- What to do:
Retype each entry. Leave nothing out.
[Task material]
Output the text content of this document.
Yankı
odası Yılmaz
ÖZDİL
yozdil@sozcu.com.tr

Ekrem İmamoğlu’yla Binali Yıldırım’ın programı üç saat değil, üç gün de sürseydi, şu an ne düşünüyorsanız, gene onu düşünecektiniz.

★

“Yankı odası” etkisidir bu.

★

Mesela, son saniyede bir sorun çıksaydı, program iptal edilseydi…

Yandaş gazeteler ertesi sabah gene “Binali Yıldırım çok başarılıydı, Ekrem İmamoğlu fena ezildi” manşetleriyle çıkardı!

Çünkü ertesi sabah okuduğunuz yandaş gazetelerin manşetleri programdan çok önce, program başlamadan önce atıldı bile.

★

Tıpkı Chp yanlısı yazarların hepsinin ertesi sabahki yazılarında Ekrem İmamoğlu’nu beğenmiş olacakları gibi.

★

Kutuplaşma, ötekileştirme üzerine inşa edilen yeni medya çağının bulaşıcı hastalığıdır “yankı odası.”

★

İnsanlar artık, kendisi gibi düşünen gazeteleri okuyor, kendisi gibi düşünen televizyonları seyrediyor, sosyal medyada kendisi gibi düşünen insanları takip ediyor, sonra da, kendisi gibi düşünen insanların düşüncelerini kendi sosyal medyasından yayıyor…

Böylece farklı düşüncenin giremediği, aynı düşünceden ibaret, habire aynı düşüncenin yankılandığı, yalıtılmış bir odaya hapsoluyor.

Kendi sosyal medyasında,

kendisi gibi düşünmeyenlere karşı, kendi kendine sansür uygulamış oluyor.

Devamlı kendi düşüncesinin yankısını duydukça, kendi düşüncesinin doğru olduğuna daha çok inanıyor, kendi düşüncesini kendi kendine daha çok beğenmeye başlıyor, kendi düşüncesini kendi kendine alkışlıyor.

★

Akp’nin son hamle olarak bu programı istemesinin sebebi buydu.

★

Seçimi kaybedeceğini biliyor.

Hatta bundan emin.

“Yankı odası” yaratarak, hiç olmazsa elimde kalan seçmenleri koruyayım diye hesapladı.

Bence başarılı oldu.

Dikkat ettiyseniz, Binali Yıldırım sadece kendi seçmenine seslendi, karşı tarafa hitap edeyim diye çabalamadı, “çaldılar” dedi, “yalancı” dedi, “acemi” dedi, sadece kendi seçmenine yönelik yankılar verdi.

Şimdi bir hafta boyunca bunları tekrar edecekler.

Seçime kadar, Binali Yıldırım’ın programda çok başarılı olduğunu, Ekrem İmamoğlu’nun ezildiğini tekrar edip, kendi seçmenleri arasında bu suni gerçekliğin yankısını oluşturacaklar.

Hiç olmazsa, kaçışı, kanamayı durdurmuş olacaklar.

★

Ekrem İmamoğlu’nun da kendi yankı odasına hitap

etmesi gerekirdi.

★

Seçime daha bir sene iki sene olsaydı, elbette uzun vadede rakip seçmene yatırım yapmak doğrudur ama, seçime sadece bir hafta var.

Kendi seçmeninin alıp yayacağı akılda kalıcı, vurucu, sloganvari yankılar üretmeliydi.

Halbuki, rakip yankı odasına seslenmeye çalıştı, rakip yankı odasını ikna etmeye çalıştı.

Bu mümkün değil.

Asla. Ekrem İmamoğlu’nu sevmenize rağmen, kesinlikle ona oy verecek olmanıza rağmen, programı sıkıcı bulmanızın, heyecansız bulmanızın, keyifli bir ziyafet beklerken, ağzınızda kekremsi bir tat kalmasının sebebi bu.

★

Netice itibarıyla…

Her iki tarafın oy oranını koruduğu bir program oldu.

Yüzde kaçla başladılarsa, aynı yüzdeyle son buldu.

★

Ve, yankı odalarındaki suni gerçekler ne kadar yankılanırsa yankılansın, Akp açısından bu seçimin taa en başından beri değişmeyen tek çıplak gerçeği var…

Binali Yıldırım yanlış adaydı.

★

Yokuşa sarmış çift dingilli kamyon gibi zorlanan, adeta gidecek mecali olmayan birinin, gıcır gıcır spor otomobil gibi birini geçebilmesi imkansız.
[/Task material]
- Expected output:
Output the text content of this document.
Yankı
odası Yılmaz
ÖZDİL
yozdil@sozcu.com.tr

Ekrem İmamoğlu’yla Binali Yıldırım’ın programı üç saat değil, üç gün de sürseydi, şu an ne düşünüyorsanız, gene onu düşünecektiniz.

★

“Yankı odası” etkisidir bu.

★

Mesela, son saniyede bir sorun çıksaydı, program iptal edilseydi…

Yandaş gazeteler ertesi sabah gene “Binali Yıldırım çok başarılıydı, Ekrem İmamoğlu fena ezildi” manşetleriyle çıkardı!

Çünkü ertesi sabah okuduğunuz yandaş gazetelerin manşetleri programdan çok önce, program başlamadan önce atıldı bile.

★

Tıpkı Chp yanlısı yazarların hepsinin ertesi sabahki yazılarında Ekrem İmamoğlu’nu beğenmiş olacakları gibi.

★

Kutuplaşma, ötekileştirme üzerine inşa edilen yeni medya çağının bulaşıcı hastalığıdır “yankı odası.”

★

İnsanlar artık, kendisi gibi düşünen gazeteleri okuyor, kendisi gibi düşünen televizyonları seyrediyor, sosyal medyada kendisi gibi düşünen insanları takip ediyor, sonra da, kendisi gibi düşünen insanların düşüncelerini kendi sosyal medyasından yayıyor…

Böylece farklı düşüncenin giremediği, aynı düşünceden ibaret, habire aynı düşüncenin yankılandığı, yalıtılmış bir odaya hapsoluyor.

Kendi sosyal medyasında,

kendisi gibi düşünmeyenlere karşı, kendi kendine sansür uygulamış oluyor.

Devamlı kendi düşüncesinin yankısını duydukça, kendi düşüncesinin doğru olduğuna daha çok inanıyor, kendi düşüncesini kendi kendine daha çok beğenmeye başlıyor, kendi düşüncesini kendi kendine alkışlıyor.

★

Akp’nin son hamle olarak bu programı istemesinin sebebi buydu.

★

Seçimi kaybedeceğini biliyor.

Hatta bundan emin.

“Yankı odası” yaratarak, hiç olmazsa elimde kalan seçmenleri koruyayım diye hesapladı.

Bence başarılı oldu.

Dikkat ettiyseniz, Binali Yıldırım sadece kendi seçmenine seslendi, karşı tarafa hitap edeyim diye çabalamadı, “çaldılar” dedi, “yalancı” dedi, “acemi” dedi, sadece kendi seçmenine yönelik yankılar verdi.

Şimdi bir hafta boyunca bunları tekrar edecekler.

Seçime kadar, Binali Yıldırım’ın programda çok başarılı olduğunu, Ekrem İmamoğlu’nun ezildiğini tekrar edip, kendi seçmenleri arasında bu suni gerçekliğin yankısını oluşturacaklar.

Hiç olmazsa, kaçışı, kanamayı durdurmuş olacaklar.

★

Ekrem İmamoğlu’nun da kendi yankı odasına hitap

etmesi gerekirdi.

★

Seçime daha bir sene iki sene olsaydı, elbette uzun vadede rakip seçmene yatırım yapmak doğrudur ama, seçime sadece bir hafta var.

Kendi seçmeninin alıp yayacağı akılda kalıcı, vurucu, sloganvari yankılar üretmeliydi.

Halbuki, rakip yankı odasına seslenmeye çalıştı, rakip yankı odasını ikna etmeye çalıştı.

Bu mümkün değil.

Asla. Ekrem İmamoğlu’nu sevmenize rağmen, kesinlikle ona oy verecek olmanıza rağmen, programı sıkıcı bulmanızın, heyecansız bulmanızın, keyifli bir ziyafet beklerken, ağzınızda kekremsi bir tat kalmasının sebebi bu.

★

Netice itibarıyla…

Her iki tarafın oy oranını koruduğu bir program oldu.

Yüzde kaçla başladılarsa, aynı yüzdeyle son buldu.

★

Ve, yankı odalarındaki suni gerçekler ne kadar yankılanırsa yankılansın, Akp açısından bu seçimin taa en başından beri değişmeyen tek çıplak gerçeği var…

Binali Yıldırım yanlış adaydı.

★

Yokuşa sarmış çift dingilli kamyon gibi zorlanan, adeta gidecek mecali olmayan birinin, gıcır gıcır spor otomobil gibi birini geçebilmesi imkansız.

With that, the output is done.